■ **EXERCISE DIRECTIONS**: Repeat the material below exactly, with no pictures.

■ **RECORDED DATA**:
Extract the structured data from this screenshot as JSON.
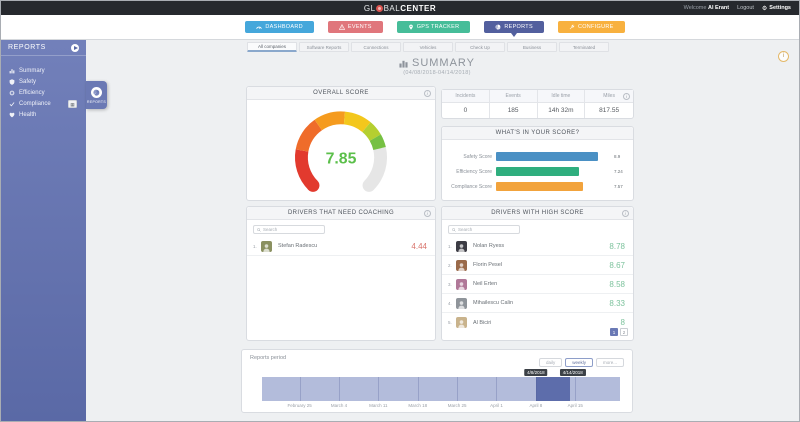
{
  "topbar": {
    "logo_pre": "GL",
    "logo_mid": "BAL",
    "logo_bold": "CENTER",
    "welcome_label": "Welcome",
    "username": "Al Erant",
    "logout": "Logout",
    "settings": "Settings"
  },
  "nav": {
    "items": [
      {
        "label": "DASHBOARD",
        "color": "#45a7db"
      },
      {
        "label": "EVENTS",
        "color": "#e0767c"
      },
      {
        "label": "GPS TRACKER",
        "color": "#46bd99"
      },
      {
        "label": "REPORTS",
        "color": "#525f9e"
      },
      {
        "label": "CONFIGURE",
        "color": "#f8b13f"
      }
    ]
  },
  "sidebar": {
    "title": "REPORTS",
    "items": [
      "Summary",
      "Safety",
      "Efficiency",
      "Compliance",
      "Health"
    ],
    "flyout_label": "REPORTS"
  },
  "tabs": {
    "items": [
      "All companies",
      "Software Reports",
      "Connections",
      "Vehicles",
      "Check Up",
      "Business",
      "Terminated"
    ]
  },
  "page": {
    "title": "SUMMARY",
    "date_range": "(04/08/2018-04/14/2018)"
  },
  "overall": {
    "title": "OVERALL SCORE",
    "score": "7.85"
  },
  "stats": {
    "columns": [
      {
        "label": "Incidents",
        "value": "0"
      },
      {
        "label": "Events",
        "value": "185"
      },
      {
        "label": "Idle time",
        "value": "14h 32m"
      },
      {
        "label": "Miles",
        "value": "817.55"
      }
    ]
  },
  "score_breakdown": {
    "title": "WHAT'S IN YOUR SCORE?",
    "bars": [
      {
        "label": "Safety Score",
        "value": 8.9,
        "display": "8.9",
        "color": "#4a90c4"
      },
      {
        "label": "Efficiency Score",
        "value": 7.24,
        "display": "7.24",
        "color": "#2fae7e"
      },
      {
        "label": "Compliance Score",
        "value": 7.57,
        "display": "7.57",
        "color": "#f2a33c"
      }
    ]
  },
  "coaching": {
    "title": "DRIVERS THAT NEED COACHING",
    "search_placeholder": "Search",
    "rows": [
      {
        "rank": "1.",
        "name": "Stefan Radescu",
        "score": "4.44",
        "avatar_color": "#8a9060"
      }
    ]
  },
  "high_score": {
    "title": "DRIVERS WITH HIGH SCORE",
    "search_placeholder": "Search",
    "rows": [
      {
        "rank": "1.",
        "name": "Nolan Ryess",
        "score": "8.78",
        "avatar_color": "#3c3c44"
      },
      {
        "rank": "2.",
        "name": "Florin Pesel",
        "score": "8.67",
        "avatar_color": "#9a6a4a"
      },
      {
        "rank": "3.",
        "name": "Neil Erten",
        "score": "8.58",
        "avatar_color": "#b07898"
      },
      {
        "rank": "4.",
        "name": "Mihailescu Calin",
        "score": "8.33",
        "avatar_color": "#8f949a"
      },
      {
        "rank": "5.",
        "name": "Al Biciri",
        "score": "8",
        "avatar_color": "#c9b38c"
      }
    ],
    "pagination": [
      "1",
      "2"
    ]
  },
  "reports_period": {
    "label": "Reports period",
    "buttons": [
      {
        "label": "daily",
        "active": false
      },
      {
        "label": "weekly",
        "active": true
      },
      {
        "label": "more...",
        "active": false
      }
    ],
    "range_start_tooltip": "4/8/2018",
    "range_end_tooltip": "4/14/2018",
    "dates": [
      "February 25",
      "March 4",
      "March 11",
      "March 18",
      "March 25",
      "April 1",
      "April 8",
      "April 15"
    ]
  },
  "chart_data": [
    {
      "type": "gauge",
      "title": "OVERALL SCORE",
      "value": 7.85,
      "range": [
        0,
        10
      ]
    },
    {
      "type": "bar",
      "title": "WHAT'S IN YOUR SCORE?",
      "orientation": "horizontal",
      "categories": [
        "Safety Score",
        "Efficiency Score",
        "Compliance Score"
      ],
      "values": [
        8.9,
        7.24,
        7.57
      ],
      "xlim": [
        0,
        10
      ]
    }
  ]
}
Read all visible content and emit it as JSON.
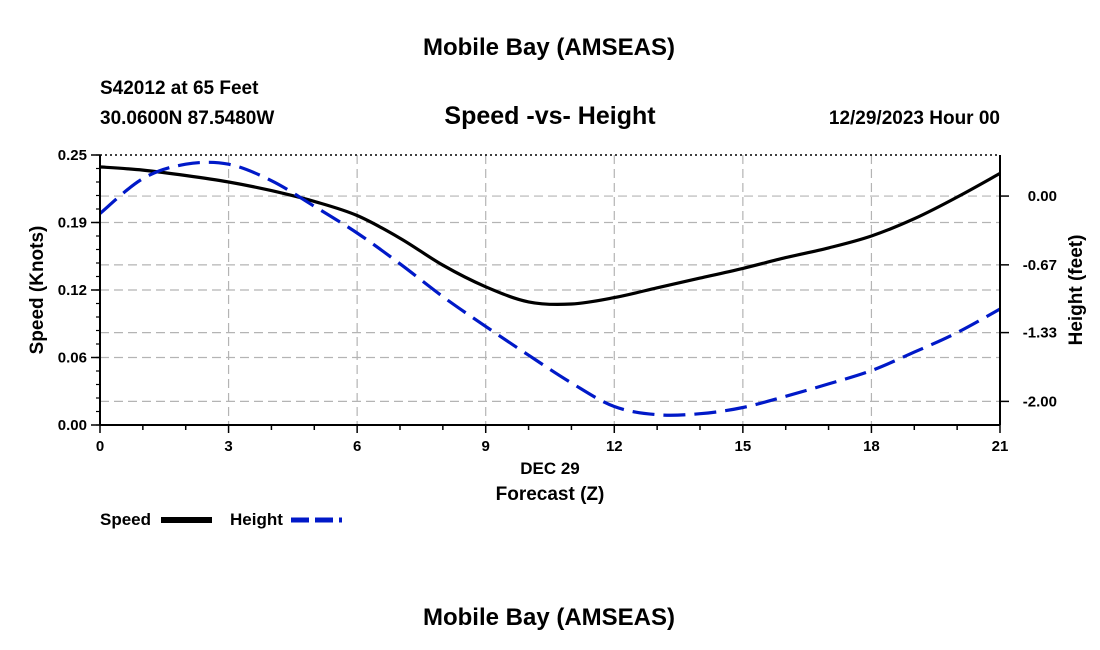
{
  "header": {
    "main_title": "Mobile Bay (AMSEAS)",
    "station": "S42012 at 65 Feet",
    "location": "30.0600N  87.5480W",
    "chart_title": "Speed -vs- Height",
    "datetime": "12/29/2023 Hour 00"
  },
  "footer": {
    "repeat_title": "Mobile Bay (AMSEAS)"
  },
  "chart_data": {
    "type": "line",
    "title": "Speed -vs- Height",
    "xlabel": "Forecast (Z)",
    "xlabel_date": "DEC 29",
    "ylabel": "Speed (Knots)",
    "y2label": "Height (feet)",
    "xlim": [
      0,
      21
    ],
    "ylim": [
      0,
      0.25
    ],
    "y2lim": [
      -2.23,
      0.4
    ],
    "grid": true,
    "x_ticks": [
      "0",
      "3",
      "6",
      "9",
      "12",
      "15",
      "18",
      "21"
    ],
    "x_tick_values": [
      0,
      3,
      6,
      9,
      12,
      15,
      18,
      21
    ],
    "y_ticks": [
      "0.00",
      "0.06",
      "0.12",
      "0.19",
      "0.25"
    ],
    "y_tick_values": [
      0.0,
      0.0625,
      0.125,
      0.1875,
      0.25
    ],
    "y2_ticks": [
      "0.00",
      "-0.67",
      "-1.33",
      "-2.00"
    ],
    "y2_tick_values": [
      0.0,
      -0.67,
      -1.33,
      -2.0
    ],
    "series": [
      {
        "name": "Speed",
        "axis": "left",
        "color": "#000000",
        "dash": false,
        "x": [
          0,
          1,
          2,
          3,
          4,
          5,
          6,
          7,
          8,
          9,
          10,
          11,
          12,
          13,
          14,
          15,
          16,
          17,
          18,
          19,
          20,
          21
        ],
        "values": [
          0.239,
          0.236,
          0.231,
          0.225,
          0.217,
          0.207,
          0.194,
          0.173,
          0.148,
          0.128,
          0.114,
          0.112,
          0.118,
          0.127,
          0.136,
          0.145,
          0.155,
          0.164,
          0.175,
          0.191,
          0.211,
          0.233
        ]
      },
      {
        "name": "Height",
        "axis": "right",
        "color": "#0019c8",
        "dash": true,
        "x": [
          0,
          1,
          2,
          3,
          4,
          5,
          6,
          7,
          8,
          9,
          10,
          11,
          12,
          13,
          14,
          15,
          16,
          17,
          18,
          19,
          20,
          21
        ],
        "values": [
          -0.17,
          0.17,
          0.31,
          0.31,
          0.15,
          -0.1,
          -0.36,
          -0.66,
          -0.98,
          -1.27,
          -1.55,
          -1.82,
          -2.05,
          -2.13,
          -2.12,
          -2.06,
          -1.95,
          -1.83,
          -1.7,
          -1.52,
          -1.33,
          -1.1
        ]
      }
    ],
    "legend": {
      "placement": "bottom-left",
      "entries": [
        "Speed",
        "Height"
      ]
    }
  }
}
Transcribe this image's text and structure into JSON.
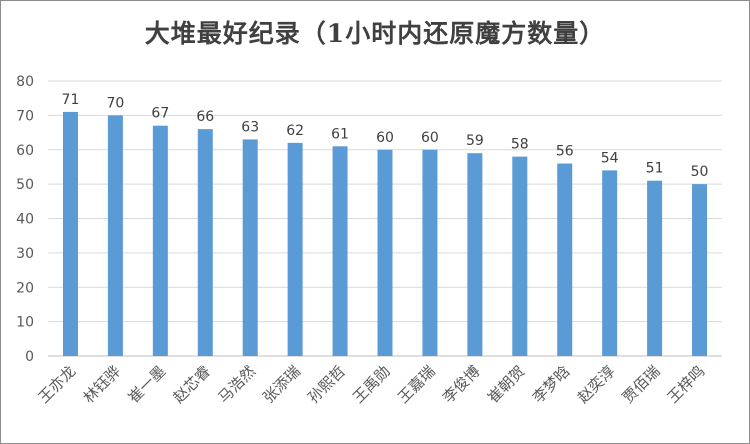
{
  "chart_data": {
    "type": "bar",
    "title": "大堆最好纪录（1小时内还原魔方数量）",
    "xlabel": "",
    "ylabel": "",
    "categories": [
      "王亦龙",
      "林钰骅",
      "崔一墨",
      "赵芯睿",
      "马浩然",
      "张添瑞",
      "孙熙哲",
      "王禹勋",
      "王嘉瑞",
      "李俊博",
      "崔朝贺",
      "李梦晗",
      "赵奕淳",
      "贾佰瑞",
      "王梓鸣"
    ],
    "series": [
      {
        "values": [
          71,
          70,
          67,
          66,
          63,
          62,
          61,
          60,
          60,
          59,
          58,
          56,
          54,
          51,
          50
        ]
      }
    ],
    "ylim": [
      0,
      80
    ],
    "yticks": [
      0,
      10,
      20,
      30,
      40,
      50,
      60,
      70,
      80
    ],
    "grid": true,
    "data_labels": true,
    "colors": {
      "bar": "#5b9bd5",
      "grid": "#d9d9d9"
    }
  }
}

■ **OUTPUT FOR THIS TASK**:
Extract the structured data from this screenshot as JSON.
{
  "topbar": {
    "logo_pre": "GL",
    "logo_mid": "BAL",
    "logo_bold": "CENTER",
    "welcome_label": "Welcome",
    "username": "Al Erant",
    "logout": "Logout",
    "settings": "Settings"
  },
  "nav": {
    "items": [
      {
        "label": "DASHBOARD",
        "color": "#45a7db"
      },
      {
        "label": "EVENTS",
        "color": "#e0767c"
      },
      {
        "label": "GPS TRACKER",
        "color": "#46bd99"
      },
      {
        "label": "REPORTS",
        "color": "#525f9e"
      },
      {
        "label": "CONFIGURE",
        "color": "#f8b13f"
      }
    ]
  },
  "sidebar": {
    "title": "REPORTS",
    "items": [
      "Summary",
      "Safety",
      "Efficiency",
      "Compliance",
      "Health"
    ],
    "flyout_label": "REPORTS"
  },
  "tabs": {
    "items": [
      "All companies",
      "Software Reports",
      "Connections",
      "Vehicles",
      "Check Up",
      "Business",
      "Terminated"
    ]
  },
  "page": {
    "title": "SUMMARY",
    "date_range": "(04/08/2018-04/14/2018)"
  },
  "overall": {
    "title": "OVERALL SCORE",
    "score": "7.85"
  },
  "stats": {
    "columns": [
      {
        "label": "Incidents",
        "value": "0"
      },
      {
        "label": "Events",
        "value": "185"
      },
      {
        "label": "Idle time",
        "value": "14h 32m"
      },
      {
        "label": "Miles",
        "value": "817.55"
      }
    ]
  },
  "score_breakdown": {
    "title": "WHAT'S IN YOUR SCORE?",
    "bars": [
      {
        "label": "Safety Score",
        "value": 8.9,
        "display": "8.9",
        "color": "#4a90c4"
      },
      {
        "label": "Efficiency Score",
        "value": 7.24,
        "display": "7.24",
        "color": "#2fae7e"
      },
      {
        "label": "Compliance Score",
        "value": 7.57,
        "display": "7.57",
        "color": "#f2a33c"
      }
    ]
  },
  "coaching": {
    "title": "DRIVERS THAT NEED COACHING",
    "search_placeholder": "Search",
    "rows": [
      {
        "rank": "1.",
        "name": "Stefan Radescu",
        "score": "4.44",
        "avatar_color": "#8a9060"
      }
    ]
  },
  "high_score": {
    "title": "DRIVERS WITH HIGH SCORE",
    "search_placeholder": "Search",
    "rows": [
      {
        "rank": "1.",
        "name": "Nolan Ryess",
        "score": "8.78",
        "avatar_color": "#3c3c44"
      },
      {
        "rank": "2.",
        "name": "Florin Pesel",
        "score": "8.67",
        "avatar_color": "#9a6a4a"
      },
      {
        "rank": "3.",
        "name": "Neil Erten",
        "score": "8.58",
        "avatar_color": "#b07898"
      },
      {
        "rank": "4.",
        "name": "Mihailescu Calin",
        "score": "8.33",
        "avatar_color": "#8f949a"
      },
      {
        "rank": "5.",
        "name": "Al Biciri",
        "score": "8",
        "avatar_color": "#c9b38c"
      }
    ],
    "pagination": [
      "1",
      "2"
    ]
  },
  "reports_period": {
    "label": "Reports period",
    "buttons": [
      {
        "label": "daily",
        "active": false
      },
      {
        "label": "weekly",
        "active": true
      },
      {
        "label": "more...",
        "active": false
      }
    ],
    "range_start_tooltip": "4/8/2018",
    "range_end_tooltip": "4/14/2018",
    "dates": [
      "February 25",
      "March 4",
      "March 11",
      "March 18",
      "March 25",
      "April 1",
      "April 8",
      "April 15"
    ]
  },
  "chart_data": [
    {
      "type": "gauge",
      "title": "OVERALL SCORE",
      "value": 7.85,
      "range": [
        0,
        10
      ]
    },
    {
      "type": "bar",
      "title": "WHAT'S IN YOUR SCORE?",
      "orientation": "horizontal",
      "categories": [
        "Safety Score",
        "Efficiency Score",
        "Compliance Score"
      ],
      "values": [
        8.9,
        7.24,
        7.57
      ],
      "xlim": [
        0,
        10
      ]
    }
  ]
}
Read all visible content and emit it as JSON.
{
  "header": {
    "main_title": "Mobile Bay (AMSEAS)",
    "station": "S42012 at 65 Feet",
    "location": "30.0600N  87.5480W",
    "chart_title": "Speed -vs- Height",
    "datetime": "12/29/2023 Hour 00"
  },
  "footer": {
    "repeat_title": "Mobile Bay (AMSEAS)"
  },
  "chart_data": {
    "type": "line",
    "title": "Speed -vs- Height",
    "xlabel": "Forecast (Z)",
    "xlabel_date": "DEC 29",
    "ylabel": "Speed (Knots)",
    "y2label": "Height (feet)",
    "xlim": [
      0,
      21
    ],
    "ylim": [
      0,
      0.25
    ],
    "y2lim": [
      -2.23,
      0.4
    ],
    "grid": true,
    "x_ticks": [
      "0",
      "3",
      "6",
      "9",
      "12",
      "15",
      "18",
      "21"
    ],
    "x_tick_values": [
      0,
      3,
      6,
      9,
      12,
      15,
      18,
      21
    ],
    "y_ticks": [
      "0.00",
      "0.06",
      "0.12",
      "0.19",
      "0.25"
    ],
    "y_tick_values": [
      0.0,
      0.0625,
      0.125,
      0.1875,
      0.25
    ],
    "y2_ticks": [
      "0.00",
      "-0.67",
      "-1.33",
      "-2.00"
    ],
    "y2_tick_values": [
      0.0,
      -0.67,
      -1.33,
      -2.0
    ],
    "series": [
      {
        "name": "Speed",
        "axis": "left",
        "color": "#000000",
        "dash": false,
        "x": [
          0,
          1,
          2,
          3,
          4,
          5,
          6,
          7,
          8,
          9,
          10,
          11,
          12,
          13,
          14,
          15,
          16,
          17,
          18,
          19,
          20,
          21
        ],
        "values": [
          0.239,
          0.236,
          0.231,
          0.225,
          0.217,
          0.207,
          0.194,
          0.173,
          0.148,
          0.128,
          0.114,
          0.112,
          0.118,
          0.127,
          0.136,
          0.145,
          0.155,
          0.164,
          0.175,
          0.191,
          0.211,
          0.233
        ]
      },
      {
        "name": "Height",
        "axis": "right",
        "color": "#0019c8",
        "dash": true,
        "x": [
          0,
          1,
          2,
          3,
          4,
          5,
          6,
          7,
          8,
          9,
          10,
          11,
          12,
          13,
          14,
          15,
          16,
          17,
          18,
          19,
          20,
          21
        ],
        "values": [
          -0.17,
          0.17,
          0.31,
          0.31,
          0.15,
          -0.1,
          -0.36,
          -0.66,
          -0.98,
          -1.27,
          -1.55,
          -1.82,
          -2.05,
          -2.13,
          -2.12,
          -2.06,
          -1.95,
          -1.83,
          -1.7,
          -1.52,
          -1.33,
          -1.1
        ]
      }
    ],
    "legend": {
      "placement": "bottom-left",
      "entries": [
        "Speed",
        "Height"
      ]
    }
  }
}
Transcribe this image's text and structure into JSON.
{
  "chart_data": {
    "type": "bar",
    "title": "大堆最好纪录（1小时内还原魔方数量）",
    "xlabel": "",
    "ylabel": "",
    "categories": [
      "王亦龙",
      "林钰骅",
      "崔一墨",
      "赵芯睿",
      "马浩然",
      "张添瑞",
      "孙熙哲",
      "王禹勋",
      "王嘉瑞",
      "李俊博",
      "崔朝贺",
      "李梦晗",
      "赵奕淳",
      "贾佰瑞",
      "王梓鸣"
    ],
    "series": [
      {
        "values": [
          71,
          70,
          67,
          66,
          63,
          62,
          61,
          60,
          60,
          59,
          58,
          56,
          54,
          51,
          50
        ]
      }
    ],
    "ylim": [
      0,
      80
    ],
    "yticks": [
      0,
      10,
      20,
      30,
      40,
      50,
      60,
      70,
      80
    ],
    "grid": true,
    "data_labels": true,
    "colors": {
      "bar": "#5b9bd5",
      "grid": "#d9d9d9"
    }
  }
}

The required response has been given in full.